→ **Exercices à faire**
A: Recopiez le passage du texte sur le Prix Caritas Photo Sociale qui va de « La lauréate recevra » à « d’ici fin 2021. », ces deux bouts inclus.
B: Poursuivez le texte sur le Prix Caritas Photo Sociale en reprenant juste après sa dernière phrase.
::: Extrait du document
Le Réseau Caritas France, créé par le Secours Catholique-Caritas France, vient dévoile les noms de la lauréate et de ses finalistes de cette première édition du Prix Caritas Photo Sociale. Le jury, présidé par agnès b., a désigné Aglaé Bory comme lauréate avec sa série « Odyssées ». Les deux finalistes sont Myr Muratet et Julie Joubert et une mention d’honneur a été décernée à Pierre FAURE pour son travail sur la pauvreté en France. PICTO FOUNDATION est partenaire de ce nouveau prix photographique.
La lauréate recevra une dotation de 4 000 €. Sa série fera l’objet d’un livre aux éditions Filigranes. Une exposition aura lieu à Paris à l’automne, avec des extraits des photographies des 3 autres finalistes. Les oeuvres des photographes bénéficieront d’une large visibilité à travers d’autres événements en région d’ici fin 2021.
Le Réseau Caritas France vient de lancer la première édition du Prix Caritas Photo Sociale visant à soutenir et encourager les photographes qui travaillent sur les mêmes sujets de préoccupations que le réseau : pauvreté, précarité et exclusion en France. Il a souhaité créer une alliance pérenne entre le monde de la photo et les acteurs experts de la lutte contre la pauvreté que sont les membres du Réseau. Pour la création et la mise en oeuvre du Prix, il s’est associé au collectif FETART.
::::::
::: Données fournies
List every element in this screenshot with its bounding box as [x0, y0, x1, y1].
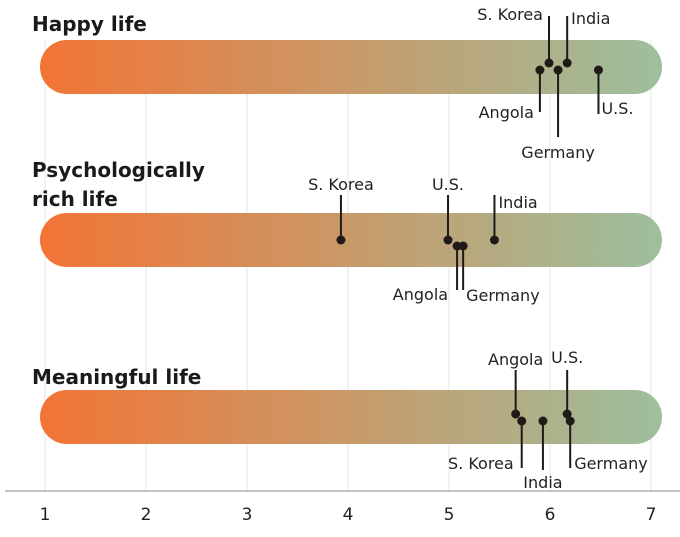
::::::
→ **Réponses attendues**
A:
La lauréate recevra une dotation de 4 000 €. Sa série fera l’objet d’un livre aux éditions Filigranes. Une exposition aura lieu à Paris à l’automne, avec des extraits des photographies des 3 autres finalistes. Les oeuvres des photographes bénéficieront d’une large visibilité à travers d’autres événements en région d’ici fin 2021.

B:
ODYSSÉES – Aglaé Bory
Odyssées est un travail photographique sur l’exil réalisé dans la ville du Havre. L’Odyssée d’Homère raconte l’histoire d’un retour qui n’en finit pas. Le retour d’Ulysse à Ithaque après vingt longues années d’absence. Ce travail est un écho à ce récit de voyage originel. Aglaé Bory a suivi plusieurs personnes en situation d’exil, demandeurs d’asile ou réfugiés, le plus souvent en attente de statut. La plupart d’entre eux vivent dans des centres d’hébergement en attendant la réponse de l’administration. L’attente est souvent longue et douloureuse. Elle les isole du réel et les enferme dans un espace mental en suspens. A travers cette succession de portraits et de paysages, la photographe voulu créer une correspondance entre leur intériorité et les paysages dans lesquels ces personnes évoluent afin de rendre perceptible ce sentiment d’exil. Elle les a photographiés dans leurs lieux de vie, dans leur territoire quotidien bien que précaire et temporaire. Leurs regards se perdent à travers les fenêtres. Ils sont dans le flou. Ils s’en remettent souvent au ciel, dont l’azur semble pourtant les ignorer.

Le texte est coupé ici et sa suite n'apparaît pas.